- _Problem requirements_: Identify the lines that contain the word "MagicalAnalysis" and copy each one.

Dataset excerpt
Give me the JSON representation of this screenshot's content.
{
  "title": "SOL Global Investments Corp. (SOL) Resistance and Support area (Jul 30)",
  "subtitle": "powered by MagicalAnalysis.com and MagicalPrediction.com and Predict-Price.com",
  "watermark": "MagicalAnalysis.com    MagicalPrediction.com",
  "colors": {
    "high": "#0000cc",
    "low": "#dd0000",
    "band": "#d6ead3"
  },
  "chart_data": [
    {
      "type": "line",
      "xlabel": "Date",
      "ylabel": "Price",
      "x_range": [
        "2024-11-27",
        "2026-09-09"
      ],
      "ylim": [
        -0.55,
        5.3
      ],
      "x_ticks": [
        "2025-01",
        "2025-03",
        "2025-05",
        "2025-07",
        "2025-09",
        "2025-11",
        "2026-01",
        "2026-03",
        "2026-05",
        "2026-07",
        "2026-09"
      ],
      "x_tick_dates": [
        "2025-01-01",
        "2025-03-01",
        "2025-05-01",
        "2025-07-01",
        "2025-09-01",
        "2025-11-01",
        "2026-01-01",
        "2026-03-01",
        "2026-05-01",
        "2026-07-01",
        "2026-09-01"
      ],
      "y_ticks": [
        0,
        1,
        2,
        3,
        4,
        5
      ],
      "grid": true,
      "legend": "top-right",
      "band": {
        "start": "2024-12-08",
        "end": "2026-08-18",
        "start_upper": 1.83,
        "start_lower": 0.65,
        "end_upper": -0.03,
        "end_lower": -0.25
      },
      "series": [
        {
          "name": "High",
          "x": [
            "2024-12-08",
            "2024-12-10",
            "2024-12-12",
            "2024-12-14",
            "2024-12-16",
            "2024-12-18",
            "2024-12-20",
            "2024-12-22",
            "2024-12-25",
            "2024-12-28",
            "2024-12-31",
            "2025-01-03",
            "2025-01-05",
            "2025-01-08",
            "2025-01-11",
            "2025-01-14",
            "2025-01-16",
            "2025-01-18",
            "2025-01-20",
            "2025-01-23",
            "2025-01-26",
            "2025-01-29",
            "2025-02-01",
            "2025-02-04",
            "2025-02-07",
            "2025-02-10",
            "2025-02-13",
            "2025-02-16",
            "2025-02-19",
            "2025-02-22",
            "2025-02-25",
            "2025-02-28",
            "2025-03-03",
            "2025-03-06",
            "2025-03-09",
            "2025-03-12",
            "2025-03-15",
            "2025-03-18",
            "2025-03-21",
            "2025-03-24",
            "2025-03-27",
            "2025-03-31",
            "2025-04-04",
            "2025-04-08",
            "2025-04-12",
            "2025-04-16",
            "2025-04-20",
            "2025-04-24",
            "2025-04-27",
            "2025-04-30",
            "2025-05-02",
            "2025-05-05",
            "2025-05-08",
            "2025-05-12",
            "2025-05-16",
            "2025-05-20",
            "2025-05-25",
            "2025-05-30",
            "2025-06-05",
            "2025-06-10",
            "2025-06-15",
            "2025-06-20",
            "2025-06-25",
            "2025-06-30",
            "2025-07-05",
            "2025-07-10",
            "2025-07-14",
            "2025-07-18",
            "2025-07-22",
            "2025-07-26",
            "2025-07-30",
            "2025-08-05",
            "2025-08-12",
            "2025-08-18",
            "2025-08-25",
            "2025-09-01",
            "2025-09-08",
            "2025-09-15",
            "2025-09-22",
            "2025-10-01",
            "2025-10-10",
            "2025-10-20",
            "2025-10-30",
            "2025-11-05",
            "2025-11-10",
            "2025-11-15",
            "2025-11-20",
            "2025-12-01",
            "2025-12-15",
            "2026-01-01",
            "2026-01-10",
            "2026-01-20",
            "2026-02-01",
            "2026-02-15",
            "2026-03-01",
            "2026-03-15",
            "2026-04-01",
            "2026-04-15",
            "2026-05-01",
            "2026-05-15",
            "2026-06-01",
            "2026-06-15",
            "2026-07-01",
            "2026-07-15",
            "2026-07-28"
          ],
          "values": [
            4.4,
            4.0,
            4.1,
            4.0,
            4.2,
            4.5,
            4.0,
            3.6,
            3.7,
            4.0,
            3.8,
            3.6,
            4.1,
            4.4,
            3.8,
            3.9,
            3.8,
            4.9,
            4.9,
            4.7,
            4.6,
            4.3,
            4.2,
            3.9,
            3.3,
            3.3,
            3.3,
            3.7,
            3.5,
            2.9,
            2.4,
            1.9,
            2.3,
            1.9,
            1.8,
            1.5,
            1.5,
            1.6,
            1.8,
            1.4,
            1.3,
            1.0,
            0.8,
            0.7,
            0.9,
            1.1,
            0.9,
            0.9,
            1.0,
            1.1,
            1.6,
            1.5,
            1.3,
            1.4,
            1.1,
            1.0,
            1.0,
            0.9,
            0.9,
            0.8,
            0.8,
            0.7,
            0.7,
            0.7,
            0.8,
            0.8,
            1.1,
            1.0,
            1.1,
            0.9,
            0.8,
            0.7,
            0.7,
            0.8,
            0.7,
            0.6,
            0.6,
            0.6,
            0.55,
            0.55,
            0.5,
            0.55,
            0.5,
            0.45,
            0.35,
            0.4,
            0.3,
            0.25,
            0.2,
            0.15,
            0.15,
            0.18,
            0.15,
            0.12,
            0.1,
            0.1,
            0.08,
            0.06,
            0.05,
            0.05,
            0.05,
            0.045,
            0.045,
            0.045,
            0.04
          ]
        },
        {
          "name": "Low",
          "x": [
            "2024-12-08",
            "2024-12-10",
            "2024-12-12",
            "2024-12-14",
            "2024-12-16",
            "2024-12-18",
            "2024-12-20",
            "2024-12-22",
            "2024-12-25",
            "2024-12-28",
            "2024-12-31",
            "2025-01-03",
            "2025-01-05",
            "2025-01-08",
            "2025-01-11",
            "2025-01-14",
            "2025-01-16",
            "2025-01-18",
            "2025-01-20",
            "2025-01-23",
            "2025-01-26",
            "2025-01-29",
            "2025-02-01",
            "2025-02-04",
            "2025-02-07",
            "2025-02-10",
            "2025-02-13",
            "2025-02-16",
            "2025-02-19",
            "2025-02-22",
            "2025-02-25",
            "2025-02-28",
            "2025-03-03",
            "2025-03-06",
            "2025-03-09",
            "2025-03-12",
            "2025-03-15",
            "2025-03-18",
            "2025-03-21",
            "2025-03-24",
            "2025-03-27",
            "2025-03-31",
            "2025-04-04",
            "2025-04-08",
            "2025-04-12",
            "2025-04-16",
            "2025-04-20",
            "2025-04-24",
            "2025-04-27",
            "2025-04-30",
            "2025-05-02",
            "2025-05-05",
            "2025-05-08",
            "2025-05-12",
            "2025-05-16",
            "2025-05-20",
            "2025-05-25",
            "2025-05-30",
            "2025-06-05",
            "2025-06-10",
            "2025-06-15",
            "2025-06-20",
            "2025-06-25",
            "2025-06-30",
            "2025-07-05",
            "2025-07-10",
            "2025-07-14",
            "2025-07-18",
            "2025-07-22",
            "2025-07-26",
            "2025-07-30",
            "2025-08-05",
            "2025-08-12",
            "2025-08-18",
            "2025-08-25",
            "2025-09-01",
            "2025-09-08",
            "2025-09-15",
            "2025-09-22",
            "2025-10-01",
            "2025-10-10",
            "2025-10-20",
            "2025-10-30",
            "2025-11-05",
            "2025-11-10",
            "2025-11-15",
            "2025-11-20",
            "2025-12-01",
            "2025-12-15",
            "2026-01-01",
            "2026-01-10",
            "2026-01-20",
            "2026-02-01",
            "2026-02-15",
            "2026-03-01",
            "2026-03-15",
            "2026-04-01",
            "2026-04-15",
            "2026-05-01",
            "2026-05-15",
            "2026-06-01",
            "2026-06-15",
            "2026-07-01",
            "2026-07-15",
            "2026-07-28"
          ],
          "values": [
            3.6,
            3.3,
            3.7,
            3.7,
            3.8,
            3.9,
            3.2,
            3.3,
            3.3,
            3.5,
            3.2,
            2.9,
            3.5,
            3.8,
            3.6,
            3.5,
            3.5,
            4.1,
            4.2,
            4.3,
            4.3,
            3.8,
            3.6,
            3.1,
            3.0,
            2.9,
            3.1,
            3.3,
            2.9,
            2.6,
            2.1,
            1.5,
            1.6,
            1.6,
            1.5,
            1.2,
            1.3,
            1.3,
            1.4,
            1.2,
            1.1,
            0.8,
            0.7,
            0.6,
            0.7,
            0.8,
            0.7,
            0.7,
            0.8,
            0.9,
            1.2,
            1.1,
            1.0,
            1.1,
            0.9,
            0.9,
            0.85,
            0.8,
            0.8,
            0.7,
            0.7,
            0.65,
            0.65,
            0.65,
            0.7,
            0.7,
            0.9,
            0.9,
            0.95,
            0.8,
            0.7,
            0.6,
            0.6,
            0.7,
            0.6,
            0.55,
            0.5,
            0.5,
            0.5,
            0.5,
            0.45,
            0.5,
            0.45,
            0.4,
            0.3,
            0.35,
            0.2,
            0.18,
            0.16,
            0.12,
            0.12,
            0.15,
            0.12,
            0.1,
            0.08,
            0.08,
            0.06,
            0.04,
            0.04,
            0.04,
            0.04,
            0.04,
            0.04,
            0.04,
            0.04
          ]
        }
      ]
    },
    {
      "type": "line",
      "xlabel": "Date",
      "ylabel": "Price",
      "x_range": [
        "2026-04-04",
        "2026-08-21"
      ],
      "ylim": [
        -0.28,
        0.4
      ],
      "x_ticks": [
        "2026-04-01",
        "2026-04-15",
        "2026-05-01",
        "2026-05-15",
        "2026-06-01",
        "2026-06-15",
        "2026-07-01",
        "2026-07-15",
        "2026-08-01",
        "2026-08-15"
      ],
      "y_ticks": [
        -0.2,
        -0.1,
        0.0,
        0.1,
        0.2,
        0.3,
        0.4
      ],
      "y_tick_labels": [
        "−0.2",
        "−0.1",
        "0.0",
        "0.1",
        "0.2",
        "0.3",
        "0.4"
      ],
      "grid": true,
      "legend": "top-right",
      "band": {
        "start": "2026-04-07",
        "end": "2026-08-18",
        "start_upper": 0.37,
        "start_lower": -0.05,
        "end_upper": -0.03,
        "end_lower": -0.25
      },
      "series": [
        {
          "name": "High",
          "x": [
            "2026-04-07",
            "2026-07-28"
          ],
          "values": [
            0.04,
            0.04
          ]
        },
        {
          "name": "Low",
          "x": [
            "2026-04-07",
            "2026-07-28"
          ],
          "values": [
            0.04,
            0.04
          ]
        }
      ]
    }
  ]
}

- _Output for this task_:
  "subtitle": "powered by MagicalAnalysis.com and MagicalPrediction.com and Predict-Price.com",
  "watermark": "MagicalAnalysis.com    MagicalPrediction.com",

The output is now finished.